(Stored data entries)
[START]

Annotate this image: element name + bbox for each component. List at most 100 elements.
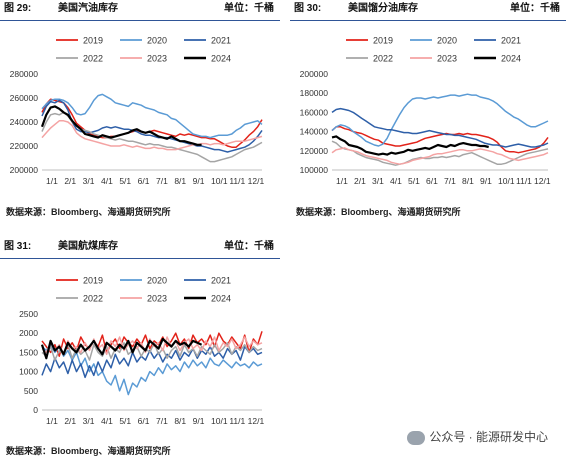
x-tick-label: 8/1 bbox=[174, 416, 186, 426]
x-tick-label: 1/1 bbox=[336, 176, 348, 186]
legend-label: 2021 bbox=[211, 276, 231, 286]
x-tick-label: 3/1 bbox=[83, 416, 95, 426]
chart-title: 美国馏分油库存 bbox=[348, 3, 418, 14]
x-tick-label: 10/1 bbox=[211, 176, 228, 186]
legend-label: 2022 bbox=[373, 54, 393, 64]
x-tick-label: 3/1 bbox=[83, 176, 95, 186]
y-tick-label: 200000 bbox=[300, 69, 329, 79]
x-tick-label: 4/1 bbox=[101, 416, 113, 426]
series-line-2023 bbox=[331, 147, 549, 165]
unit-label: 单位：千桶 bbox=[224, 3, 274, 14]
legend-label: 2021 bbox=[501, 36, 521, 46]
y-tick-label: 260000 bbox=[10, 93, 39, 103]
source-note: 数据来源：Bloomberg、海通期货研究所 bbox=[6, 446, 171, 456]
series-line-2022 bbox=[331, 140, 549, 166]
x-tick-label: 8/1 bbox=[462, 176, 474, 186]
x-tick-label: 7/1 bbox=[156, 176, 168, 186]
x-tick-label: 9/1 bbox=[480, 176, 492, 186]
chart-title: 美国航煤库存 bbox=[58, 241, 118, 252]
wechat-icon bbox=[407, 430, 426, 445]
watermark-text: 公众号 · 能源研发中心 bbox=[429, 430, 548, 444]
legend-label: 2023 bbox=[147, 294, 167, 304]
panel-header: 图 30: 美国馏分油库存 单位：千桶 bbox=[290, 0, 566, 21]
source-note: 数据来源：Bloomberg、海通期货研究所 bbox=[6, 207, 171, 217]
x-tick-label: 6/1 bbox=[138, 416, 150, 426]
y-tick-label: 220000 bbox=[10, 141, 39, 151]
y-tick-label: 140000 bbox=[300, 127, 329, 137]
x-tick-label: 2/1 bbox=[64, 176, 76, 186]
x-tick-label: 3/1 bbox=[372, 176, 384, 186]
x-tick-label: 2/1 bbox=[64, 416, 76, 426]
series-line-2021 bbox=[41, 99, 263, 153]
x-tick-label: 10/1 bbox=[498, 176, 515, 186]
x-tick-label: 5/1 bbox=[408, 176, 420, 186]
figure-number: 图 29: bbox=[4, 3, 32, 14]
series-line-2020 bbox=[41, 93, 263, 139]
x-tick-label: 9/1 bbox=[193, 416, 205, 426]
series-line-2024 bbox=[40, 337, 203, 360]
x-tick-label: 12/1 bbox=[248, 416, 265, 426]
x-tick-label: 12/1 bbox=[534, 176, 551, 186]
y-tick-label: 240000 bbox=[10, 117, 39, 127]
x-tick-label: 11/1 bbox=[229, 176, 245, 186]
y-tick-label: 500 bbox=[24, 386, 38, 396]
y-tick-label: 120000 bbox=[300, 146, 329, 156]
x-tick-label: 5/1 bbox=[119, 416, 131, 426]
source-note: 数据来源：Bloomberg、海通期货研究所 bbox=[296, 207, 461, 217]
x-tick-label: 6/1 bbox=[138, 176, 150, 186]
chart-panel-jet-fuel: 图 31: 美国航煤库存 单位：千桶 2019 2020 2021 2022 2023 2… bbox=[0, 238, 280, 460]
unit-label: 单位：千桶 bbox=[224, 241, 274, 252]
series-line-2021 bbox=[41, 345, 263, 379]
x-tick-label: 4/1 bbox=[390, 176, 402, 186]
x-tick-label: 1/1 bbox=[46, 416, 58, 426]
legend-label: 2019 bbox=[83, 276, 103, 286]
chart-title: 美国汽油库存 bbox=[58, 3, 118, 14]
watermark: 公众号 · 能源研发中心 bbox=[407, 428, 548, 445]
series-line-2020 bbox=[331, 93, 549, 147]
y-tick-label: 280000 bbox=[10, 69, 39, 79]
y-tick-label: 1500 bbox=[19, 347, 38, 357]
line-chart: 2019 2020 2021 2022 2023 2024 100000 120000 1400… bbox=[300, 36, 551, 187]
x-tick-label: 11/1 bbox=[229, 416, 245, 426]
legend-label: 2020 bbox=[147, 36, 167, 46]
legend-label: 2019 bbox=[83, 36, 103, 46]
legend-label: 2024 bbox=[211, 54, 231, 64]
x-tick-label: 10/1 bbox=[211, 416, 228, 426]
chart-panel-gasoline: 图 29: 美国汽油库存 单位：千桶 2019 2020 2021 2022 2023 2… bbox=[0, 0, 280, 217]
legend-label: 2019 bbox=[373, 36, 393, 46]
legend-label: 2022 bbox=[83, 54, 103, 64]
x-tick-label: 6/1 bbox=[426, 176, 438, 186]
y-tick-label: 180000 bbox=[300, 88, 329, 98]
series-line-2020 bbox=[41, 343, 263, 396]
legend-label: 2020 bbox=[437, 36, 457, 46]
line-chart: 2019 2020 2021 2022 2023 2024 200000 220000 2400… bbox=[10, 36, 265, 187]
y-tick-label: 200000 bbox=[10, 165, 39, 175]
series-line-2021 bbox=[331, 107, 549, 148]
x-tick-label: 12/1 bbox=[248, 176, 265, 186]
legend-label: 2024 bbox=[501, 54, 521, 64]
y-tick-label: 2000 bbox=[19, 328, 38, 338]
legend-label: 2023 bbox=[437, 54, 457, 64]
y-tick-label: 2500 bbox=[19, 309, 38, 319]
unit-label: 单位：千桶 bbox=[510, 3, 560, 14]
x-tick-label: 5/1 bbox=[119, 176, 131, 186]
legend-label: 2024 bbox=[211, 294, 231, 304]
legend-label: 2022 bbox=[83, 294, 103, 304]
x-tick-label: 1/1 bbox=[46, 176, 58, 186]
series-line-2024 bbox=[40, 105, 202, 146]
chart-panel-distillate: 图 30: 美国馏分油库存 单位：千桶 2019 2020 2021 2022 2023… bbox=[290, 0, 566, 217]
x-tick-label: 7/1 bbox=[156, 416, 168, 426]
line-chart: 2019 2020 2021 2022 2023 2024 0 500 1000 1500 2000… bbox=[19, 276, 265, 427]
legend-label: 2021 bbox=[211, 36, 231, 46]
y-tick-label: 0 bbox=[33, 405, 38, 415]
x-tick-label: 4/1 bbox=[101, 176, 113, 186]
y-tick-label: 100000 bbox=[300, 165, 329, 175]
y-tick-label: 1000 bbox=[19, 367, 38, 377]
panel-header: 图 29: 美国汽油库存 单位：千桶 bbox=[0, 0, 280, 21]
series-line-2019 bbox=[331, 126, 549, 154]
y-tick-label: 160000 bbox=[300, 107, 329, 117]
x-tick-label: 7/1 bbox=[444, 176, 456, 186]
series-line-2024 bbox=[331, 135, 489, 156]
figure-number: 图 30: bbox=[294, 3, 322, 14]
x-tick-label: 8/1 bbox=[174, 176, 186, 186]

[END]

- **WRITTEN REQUEST**
Format the listing lines above as a JSON list of strings, one string per line, covering everything from the line containing "x-tick-label: 8/1 bbox=[174, 416, 186, 426]" down to the line containing "x-tick-label: 3/1 bbox=[83, 176, 95, 186]", both included, and leaving out any blank lines.

- **SOLUTION TO THIS PROBLEM**
[
  "x-tick-label: 8/1 bbox=[174, 416, 186, 426]",
  "x-tick-label: 1/1 bbox=[336, 176, 348, 186]",
  "legend-label: 2021 bbox=[211, 276, 231, 286]",
  "x-tick-label: 3/1 bbox=[83, 416, 95, 426]",
  "chart-title: 美国馏分油库存 bbox=[348, 3, 418, 14]",
  "x-tick-label: 10/1 bbox=[211, 176, 228, 186]",
  "legend-label: 2022 bbox=[373, 54, 393, 64]",
  "x-tick-label: 3/1 bbox=[83, 176, 95, 186]"
]